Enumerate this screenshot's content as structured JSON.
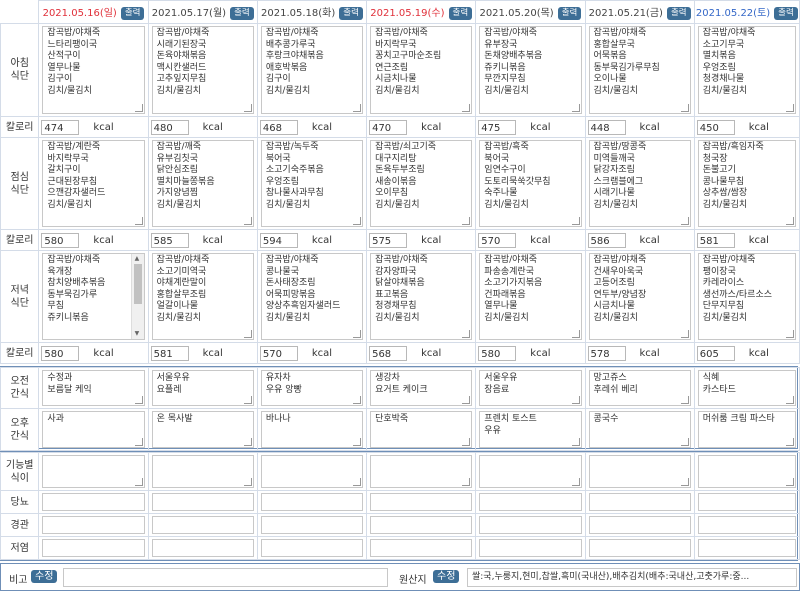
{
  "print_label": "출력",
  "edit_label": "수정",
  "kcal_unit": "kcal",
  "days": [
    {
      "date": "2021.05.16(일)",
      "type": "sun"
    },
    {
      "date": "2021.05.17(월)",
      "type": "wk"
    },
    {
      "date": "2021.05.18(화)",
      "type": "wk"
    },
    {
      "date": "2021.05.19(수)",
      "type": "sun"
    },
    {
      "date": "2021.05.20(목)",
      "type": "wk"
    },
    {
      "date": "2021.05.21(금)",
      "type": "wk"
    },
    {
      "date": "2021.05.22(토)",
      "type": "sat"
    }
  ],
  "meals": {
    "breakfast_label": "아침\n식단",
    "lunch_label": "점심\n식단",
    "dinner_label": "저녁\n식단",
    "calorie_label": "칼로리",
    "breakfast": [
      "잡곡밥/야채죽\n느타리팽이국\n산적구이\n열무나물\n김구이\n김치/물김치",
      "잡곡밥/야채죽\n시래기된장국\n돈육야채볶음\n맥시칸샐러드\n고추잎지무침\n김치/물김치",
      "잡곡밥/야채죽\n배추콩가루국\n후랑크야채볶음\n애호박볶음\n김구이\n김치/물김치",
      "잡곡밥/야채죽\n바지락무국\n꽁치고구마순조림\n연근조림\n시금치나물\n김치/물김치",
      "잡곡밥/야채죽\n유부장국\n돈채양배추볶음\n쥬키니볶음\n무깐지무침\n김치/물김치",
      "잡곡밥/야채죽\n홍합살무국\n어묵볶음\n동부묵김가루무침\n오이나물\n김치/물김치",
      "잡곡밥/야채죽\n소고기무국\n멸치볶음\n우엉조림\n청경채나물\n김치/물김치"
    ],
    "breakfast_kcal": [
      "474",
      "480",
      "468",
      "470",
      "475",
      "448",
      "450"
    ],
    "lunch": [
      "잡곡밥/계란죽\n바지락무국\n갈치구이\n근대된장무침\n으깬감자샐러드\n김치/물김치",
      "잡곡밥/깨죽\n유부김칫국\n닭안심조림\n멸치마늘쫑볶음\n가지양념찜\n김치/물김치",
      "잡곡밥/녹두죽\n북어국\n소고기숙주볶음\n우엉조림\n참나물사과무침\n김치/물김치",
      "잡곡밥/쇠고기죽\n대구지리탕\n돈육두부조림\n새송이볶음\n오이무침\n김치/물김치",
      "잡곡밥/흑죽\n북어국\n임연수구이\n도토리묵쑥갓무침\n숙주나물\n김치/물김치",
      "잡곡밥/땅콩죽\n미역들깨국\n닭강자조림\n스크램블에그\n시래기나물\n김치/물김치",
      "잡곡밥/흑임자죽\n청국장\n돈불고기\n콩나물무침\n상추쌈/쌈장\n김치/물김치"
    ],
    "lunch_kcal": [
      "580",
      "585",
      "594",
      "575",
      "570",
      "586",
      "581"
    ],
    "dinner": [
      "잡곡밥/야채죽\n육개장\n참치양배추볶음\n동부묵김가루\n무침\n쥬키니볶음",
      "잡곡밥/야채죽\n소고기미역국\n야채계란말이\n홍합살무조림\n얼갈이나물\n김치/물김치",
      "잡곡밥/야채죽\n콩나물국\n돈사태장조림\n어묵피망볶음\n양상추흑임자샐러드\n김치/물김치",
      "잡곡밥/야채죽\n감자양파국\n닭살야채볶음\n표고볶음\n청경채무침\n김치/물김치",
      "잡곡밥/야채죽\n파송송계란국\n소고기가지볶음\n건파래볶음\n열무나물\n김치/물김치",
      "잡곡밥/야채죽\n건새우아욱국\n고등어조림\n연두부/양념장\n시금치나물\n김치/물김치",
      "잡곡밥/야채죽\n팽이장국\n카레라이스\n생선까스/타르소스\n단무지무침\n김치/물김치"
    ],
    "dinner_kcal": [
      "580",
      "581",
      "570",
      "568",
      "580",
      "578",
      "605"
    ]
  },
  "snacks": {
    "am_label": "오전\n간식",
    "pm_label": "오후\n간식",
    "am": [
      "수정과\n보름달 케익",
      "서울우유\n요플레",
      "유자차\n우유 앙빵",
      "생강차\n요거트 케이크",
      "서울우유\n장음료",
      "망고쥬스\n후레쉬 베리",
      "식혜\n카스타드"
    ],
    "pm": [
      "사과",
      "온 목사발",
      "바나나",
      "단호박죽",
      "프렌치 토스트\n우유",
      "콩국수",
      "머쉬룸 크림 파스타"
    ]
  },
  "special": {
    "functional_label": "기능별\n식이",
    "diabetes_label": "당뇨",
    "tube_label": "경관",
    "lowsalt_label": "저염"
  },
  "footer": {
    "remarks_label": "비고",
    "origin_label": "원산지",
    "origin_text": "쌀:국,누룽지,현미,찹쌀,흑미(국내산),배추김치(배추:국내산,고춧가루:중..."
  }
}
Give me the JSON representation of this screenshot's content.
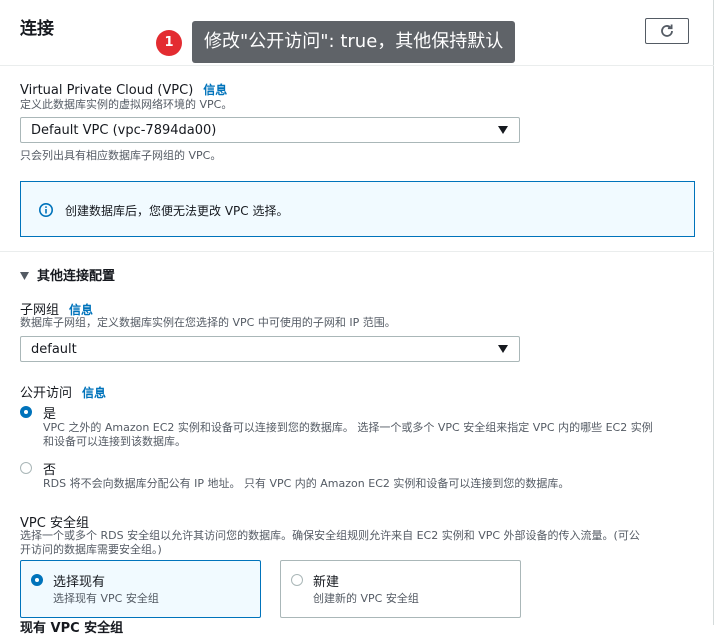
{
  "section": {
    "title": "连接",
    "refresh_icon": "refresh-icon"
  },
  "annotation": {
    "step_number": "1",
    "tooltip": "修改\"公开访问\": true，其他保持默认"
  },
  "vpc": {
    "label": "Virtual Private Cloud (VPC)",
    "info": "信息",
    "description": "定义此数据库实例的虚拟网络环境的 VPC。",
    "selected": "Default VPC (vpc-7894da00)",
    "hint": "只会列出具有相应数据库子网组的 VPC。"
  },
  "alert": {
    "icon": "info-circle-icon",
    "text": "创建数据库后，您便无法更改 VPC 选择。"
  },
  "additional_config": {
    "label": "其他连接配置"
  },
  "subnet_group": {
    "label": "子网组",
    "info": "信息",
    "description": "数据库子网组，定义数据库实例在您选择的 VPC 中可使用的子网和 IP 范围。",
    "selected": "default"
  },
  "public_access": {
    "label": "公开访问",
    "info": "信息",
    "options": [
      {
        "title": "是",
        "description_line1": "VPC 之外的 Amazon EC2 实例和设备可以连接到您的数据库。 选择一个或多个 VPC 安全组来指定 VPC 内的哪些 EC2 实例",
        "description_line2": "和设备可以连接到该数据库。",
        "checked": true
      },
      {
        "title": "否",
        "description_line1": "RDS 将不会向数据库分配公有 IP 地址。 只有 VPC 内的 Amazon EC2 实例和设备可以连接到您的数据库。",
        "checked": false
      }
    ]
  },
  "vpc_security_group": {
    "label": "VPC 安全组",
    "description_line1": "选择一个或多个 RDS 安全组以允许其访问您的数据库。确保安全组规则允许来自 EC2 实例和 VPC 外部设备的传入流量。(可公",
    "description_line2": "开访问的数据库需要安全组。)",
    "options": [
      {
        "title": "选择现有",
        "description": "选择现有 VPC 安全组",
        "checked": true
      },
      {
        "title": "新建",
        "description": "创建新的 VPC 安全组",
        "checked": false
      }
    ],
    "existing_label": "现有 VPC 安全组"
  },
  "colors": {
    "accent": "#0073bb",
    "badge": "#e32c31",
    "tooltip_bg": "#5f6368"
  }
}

GIVEN EXERCISE =>
Gather all lines where the word "title" appears.

THE RESPONSE =>
    "title": "连接",
        "title": "是",
        "title": "否",
        "title": "选择现有",
        "title": "新建",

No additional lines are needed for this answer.